## begin

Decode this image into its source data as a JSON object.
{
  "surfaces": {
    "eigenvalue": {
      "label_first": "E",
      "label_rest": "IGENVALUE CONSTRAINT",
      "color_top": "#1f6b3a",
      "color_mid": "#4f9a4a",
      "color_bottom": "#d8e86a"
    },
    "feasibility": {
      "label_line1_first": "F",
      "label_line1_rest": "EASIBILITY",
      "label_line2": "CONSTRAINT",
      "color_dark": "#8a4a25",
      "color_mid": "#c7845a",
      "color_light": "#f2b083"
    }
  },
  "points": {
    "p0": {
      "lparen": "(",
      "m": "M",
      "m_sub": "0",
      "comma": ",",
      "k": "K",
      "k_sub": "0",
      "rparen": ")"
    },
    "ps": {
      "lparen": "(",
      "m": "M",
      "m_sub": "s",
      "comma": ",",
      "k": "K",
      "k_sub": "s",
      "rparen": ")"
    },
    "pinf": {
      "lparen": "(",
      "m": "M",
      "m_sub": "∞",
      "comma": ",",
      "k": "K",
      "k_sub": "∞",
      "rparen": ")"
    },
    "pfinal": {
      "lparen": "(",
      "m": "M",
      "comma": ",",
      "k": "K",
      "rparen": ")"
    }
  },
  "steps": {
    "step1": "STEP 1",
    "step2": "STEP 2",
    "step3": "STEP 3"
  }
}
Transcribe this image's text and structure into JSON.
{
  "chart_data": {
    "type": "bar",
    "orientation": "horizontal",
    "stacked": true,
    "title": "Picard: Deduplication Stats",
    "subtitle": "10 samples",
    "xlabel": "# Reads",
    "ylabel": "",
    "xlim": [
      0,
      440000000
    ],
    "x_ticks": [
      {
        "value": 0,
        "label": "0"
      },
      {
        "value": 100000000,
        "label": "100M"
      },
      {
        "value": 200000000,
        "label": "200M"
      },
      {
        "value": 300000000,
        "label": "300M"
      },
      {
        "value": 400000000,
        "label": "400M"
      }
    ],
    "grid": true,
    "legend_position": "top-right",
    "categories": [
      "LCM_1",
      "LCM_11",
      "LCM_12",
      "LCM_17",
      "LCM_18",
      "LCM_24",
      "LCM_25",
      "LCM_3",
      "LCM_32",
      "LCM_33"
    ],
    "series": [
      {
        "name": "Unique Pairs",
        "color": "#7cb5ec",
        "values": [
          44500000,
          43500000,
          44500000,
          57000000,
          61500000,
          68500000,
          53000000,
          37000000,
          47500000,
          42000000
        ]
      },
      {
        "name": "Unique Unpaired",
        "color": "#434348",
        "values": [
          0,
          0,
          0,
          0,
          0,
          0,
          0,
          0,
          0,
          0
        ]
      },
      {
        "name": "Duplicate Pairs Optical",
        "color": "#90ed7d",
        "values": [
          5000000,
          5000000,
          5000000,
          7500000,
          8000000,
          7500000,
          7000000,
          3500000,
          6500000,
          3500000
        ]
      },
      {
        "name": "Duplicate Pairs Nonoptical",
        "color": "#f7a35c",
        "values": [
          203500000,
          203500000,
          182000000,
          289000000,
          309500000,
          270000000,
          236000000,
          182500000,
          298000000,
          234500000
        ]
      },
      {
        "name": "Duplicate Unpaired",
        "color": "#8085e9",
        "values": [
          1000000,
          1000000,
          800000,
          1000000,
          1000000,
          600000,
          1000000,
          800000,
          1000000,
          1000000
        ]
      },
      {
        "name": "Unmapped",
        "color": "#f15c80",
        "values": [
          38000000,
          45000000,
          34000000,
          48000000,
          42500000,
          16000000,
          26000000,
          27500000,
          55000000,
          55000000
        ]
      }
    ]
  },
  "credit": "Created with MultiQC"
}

## end

Exactly reproduce every line of the records.

Decode this image into its source data as a JSON object.
{
  "surfaces": {
    "eigenvalue": {
      "label_first": "E",
      "label_rest": "IGENVALUE CONSTRAINT",
      "color_top": "#1f6b3a",
      "color_mid": "#4f9a4a",
      "color_bottom": "#d8e86a"
    },
    "feasibility": {
      "label_line1_first": "F",
      "label_line1_rest": "EASIBILITY",
      "label_line2": "CONSTRAINT",
      "color_dark": "#8a4a25",
      "color_mid": "#c7845a",
      "color_light": "#f2b083"
    }
  },
  "points": {
    "p0": {
      "lparen": "(",
      "m": "M",
      "m_sub": "0",
      "comma": ",",
      "k": "K",
      "k_sub": "0",
      "rparen": ")"
    },
    "ps": {
      "lparen": "(",
      "m": "M",
      "m_sub": "s",
      "comma": ",",
      "k": "K",
      "k_sub": "s",
      "rparen": ")"
    },
    "pinf": {
      "lparen": "(",
      "m": "M",
      "m_sub": "∞",
      "comma": ",",
      "k": "K",
      "k_sub": "∞",
      "rparen": ")"
    },
    "pfinal": {
      "lparen": "(",
      "m": "M",
      "comma": ",",
      "k": "K",
      "rparen": ")"
    }
  },
  "steps": {
    "step1": "STEP 1",
    "step2": "STEP 2",
    "step3": "STEP 3"
  }
}
Transcribe this image's text and structure into JSON.
{
  "chart_data": {
    "type": "bar",
    "orientation": "horizontal",
    "stacked": true,
    "title": "Picard: Deduplication Stats",
    "subtitle": "10 samples",
    "xlabel": "# Reads",
    "ylabel": "",
    "xlim": [
      0,
      440000000
    ],
    "x_ticks": [
      {
        "value": 0,
        "label": "0"
      },
      {
        "value": 100000000,
        "label": "100M"
      },
      {
        "value": 200000000,
        "label": "200M"
      },
      {
        "value": 300000000,
        "label": "300M"
      },
      {
        "value": 400000000,
        "label": "400M"
      }
    ],
    "grid": true,
    "legend_position": "top-right",
    "categories": [
      "LCM_1",
      "LCM_11",
      "LCM_12",
      "LCM_17",
      "LCM_18",
      "LCM_24",
      "LCM_25",
      "LCM_3",
      "LCM_32",
      "LCM_33"
    ],
    "series": [
      {
        "name": "Unique Pairs",
        "color": "#7cb5ec",
        "values": [
          44500000,
          43500000,
          44500000,
          57000000,
          61500000,
          68500000,
          53000000,
          37000000,
          47500000,
          42000000
        ]
      },
      {
        "name": "Unique Unpaired",
        "color": "#434348",
        "values": [
          0,
          0,
          0,
          0,
          0,
          0,
          0,
          0,
          0,
          0
        ]
      },
      {
        "name": "Duplicate Pairs Optical",
        "color": "#90ed7d",
        "values": [
          5000000,
          5000000,
          5000000,
          7500000,
          8000000,
          7500000,
          7000000,
          3500000,
          6500000,
          3500000
        ]
      },
      {
        "name": "Duplicate Pairs Nonoptical",
        "color": "#f7a35c",
        "values": [
          203500000,
          203500000,
          182000000,
          289000000,
          309500000,
          270000000,
          236000000,
          182500000,
          298000000,
          234500000
        ]
      },
      {
        "name": "Duplicate Unpaired",
        "color": "#8085e9",
        "values": [
          1000000,
          1000000,
          800000,
          1000000,
          1000000,
          600000,
          1000000,
          800000,
          1000000,
          1000000
        ]
      },
      {
        "name": "Unmapped",
        "color": "#f15c80",
        "values": [
          38000000,
          45000000,
          34000000,
          48000000,
          42500000,
          16000000,
          26000000,
          27500000,
          55000000,
          55000000
        ]
      }
    ]
  },
  "credit": "Created with MultiQC"
}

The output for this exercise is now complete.